:: STATED EXERCISE ::
Read the listing and extract each line that includes the word "xlabel".

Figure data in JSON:
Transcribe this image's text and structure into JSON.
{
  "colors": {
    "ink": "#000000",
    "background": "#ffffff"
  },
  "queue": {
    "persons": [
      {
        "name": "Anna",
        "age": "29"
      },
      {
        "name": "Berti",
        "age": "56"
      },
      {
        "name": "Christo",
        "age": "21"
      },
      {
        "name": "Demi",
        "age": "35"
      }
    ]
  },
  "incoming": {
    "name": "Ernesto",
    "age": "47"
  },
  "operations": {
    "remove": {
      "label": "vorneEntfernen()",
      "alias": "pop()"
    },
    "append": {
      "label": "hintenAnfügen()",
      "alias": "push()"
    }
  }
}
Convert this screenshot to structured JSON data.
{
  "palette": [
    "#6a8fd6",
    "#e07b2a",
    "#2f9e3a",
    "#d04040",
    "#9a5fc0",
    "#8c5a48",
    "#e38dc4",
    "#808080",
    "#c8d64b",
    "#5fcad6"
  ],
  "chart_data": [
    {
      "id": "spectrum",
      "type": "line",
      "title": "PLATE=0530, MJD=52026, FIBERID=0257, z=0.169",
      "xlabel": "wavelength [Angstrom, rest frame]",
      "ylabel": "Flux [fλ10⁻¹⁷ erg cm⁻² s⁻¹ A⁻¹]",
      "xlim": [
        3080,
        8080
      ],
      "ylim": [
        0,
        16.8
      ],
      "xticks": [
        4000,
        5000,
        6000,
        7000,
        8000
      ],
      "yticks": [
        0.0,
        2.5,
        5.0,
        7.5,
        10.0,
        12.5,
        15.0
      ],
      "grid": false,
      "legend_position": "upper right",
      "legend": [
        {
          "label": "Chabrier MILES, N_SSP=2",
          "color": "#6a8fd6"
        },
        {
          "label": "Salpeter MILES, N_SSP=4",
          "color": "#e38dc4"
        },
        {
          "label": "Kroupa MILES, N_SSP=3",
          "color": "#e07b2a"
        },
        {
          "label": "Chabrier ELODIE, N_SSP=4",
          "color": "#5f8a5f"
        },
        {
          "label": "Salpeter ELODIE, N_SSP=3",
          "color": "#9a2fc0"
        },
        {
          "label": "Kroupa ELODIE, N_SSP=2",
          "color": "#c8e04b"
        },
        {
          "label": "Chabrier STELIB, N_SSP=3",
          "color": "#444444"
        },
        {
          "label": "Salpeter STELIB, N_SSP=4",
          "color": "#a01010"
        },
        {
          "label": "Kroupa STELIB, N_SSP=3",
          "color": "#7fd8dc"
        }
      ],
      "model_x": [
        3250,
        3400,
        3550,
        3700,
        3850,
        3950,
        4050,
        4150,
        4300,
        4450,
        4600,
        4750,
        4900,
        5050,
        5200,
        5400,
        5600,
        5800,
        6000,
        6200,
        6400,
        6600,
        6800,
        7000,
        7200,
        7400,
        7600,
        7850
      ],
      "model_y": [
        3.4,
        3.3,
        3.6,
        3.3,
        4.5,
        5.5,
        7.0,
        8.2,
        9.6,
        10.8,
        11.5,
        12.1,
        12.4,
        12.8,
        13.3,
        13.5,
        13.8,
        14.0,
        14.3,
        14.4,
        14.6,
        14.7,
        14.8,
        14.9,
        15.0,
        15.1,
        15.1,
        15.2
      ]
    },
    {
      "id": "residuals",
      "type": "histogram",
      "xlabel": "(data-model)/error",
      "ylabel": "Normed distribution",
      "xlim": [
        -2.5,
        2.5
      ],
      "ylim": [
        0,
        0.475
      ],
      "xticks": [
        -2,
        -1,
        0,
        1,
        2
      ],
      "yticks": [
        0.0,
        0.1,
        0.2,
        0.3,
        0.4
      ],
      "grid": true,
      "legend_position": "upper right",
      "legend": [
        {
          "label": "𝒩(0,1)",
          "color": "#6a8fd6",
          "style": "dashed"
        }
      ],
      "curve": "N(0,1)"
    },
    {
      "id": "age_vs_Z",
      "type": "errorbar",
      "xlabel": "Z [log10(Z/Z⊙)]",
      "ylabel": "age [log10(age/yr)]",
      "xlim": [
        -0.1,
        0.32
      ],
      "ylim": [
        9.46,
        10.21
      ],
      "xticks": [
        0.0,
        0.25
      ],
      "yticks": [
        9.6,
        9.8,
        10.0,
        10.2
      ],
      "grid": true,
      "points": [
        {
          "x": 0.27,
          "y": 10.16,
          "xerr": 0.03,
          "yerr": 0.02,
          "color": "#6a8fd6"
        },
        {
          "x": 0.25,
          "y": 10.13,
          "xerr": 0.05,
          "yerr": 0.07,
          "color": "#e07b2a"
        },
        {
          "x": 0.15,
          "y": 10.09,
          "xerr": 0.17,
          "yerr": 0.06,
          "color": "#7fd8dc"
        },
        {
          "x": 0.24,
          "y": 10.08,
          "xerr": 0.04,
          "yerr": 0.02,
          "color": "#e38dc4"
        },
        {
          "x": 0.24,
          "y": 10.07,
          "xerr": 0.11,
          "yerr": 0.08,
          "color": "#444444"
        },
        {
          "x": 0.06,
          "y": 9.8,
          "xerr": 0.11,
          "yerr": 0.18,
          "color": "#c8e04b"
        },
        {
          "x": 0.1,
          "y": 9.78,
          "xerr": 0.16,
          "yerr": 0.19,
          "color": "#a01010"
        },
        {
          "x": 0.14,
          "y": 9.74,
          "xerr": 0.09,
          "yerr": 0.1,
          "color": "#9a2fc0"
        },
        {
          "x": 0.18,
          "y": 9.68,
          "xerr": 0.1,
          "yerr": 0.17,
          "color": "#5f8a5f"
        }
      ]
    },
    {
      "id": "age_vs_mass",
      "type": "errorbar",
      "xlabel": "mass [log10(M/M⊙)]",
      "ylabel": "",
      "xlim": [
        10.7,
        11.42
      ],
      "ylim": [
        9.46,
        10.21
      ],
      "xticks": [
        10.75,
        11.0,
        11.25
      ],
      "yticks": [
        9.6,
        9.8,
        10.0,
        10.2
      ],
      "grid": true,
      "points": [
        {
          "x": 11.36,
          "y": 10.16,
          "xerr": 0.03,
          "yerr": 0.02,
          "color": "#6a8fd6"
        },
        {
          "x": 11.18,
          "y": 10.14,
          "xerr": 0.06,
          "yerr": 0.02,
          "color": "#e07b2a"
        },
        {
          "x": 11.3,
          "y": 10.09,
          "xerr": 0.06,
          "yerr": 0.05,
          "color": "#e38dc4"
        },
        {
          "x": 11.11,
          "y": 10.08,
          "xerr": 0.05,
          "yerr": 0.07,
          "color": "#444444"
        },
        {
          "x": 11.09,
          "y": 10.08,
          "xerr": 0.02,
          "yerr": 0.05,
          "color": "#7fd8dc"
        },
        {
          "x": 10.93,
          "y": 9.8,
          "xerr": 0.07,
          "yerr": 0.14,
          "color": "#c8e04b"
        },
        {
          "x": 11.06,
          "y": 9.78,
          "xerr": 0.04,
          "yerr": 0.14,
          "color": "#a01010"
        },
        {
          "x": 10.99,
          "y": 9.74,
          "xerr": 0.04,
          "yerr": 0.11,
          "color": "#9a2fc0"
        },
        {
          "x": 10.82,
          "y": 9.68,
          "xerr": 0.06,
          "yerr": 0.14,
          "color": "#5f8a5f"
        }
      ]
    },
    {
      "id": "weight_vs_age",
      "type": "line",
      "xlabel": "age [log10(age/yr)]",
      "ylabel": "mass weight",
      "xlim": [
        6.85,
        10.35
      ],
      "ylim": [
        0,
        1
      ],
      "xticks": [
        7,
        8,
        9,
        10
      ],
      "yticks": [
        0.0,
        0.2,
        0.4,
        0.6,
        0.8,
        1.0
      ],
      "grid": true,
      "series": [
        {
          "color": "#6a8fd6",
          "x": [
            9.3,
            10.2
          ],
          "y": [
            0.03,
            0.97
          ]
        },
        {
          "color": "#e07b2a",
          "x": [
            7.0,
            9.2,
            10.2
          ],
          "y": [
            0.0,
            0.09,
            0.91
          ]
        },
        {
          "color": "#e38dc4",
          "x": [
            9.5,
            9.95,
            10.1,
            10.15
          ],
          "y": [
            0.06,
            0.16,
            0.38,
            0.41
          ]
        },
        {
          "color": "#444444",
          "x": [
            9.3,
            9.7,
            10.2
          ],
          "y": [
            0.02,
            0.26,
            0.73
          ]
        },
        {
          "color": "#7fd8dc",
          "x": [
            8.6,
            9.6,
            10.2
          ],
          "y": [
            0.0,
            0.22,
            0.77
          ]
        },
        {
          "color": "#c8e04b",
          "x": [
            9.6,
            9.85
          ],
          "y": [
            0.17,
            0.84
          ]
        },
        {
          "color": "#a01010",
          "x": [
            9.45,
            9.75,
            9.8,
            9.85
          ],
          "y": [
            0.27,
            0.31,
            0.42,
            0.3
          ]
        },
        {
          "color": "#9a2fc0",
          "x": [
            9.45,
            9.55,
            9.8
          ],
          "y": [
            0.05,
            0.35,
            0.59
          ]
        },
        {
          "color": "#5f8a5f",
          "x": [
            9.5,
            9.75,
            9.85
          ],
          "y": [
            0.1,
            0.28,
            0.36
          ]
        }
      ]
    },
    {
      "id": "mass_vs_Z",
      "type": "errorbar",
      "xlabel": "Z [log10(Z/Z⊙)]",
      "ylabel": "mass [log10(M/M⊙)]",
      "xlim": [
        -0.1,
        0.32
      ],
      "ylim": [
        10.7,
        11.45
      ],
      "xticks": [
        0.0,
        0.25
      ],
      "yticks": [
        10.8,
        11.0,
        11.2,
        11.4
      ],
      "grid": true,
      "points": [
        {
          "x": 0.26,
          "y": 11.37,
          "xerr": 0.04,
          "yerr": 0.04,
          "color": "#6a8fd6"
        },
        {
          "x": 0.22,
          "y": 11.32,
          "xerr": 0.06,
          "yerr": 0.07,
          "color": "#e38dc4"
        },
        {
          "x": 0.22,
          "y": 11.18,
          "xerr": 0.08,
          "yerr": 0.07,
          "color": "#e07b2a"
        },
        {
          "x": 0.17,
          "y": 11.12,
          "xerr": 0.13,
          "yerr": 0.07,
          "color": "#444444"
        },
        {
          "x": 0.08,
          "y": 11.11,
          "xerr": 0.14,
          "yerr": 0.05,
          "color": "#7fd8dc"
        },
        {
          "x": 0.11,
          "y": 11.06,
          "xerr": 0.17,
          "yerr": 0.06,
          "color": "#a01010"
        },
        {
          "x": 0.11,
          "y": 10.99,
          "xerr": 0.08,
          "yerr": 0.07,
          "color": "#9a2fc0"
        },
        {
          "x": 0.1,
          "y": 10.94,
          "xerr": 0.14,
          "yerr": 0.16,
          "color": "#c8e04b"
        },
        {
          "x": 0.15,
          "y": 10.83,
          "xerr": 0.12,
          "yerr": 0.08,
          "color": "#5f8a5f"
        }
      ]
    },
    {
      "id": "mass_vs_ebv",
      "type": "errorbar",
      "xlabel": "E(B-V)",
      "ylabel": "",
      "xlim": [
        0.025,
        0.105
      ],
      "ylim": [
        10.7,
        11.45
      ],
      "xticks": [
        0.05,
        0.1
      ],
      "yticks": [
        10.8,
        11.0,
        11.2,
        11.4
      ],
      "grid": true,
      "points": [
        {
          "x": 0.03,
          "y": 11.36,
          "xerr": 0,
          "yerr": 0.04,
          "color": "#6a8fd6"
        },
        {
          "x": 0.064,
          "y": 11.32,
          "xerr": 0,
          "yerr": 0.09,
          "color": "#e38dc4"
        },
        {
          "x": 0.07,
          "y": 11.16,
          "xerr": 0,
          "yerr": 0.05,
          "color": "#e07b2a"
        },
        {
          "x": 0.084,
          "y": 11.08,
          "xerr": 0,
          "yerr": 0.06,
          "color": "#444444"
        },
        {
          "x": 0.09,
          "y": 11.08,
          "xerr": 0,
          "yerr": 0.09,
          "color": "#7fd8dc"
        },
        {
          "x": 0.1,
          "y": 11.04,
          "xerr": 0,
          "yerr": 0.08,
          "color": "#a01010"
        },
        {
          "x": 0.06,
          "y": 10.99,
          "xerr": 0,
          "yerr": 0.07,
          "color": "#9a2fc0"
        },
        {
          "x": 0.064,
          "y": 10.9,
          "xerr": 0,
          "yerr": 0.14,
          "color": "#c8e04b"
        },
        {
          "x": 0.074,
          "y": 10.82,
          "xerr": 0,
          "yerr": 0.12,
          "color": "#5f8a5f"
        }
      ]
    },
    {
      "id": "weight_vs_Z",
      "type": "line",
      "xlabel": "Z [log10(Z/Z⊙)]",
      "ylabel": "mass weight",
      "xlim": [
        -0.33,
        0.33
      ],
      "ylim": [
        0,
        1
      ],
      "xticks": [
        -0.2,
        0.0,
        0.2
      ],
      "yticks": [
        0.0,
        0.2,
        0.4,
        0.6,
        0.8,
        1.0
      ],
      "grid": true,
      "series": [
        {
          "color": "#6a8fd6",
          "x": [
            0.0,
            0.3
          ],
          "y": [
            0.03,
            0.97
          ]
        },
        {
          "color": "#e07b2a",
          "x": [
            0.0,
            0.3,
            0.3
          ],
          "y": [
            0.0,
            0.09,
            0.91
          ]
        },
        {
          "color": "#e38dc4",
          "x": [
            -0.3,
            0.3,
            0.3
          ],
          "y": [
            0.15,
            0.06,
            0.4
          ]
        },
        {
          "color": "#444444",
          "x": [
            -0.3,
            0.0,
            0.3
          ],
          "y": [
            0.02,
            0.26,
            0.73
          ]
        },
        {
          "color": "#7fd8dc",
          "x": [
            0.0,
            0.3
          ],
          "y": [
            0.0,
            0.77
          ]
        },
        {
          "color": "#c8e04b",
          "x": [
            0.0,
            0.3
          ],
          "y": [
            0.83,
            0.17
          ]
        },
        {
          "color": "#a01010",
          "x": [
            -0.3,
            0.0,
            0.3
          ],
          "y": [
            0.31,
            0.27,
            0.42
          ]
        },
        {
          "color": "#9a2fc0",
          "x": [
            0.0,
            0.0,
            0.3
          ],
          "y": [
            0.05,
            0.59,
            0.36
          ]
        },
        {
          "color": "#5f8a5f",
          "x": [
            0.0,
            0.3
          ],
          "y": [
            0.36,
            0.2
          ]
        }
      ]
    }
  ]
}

:: EXERCISE RESULT ::
      "xlabel": "wavelength [Angstrom, rest frame]",
      "xlabel": "(data-model)/error",
      "xlabel": "Z [log10(Z/Z⊙)]",
      "xlabel": "mass [log10(M/M⊙)]",
      "xlabel": "age [log10(age/yr)]",
      "xlabel": "Z [log10(Z/Z⊙)]",
      "xlabel": "E(B-V)",
      "xlabel": "Z [log10(Z/Z⊙)]",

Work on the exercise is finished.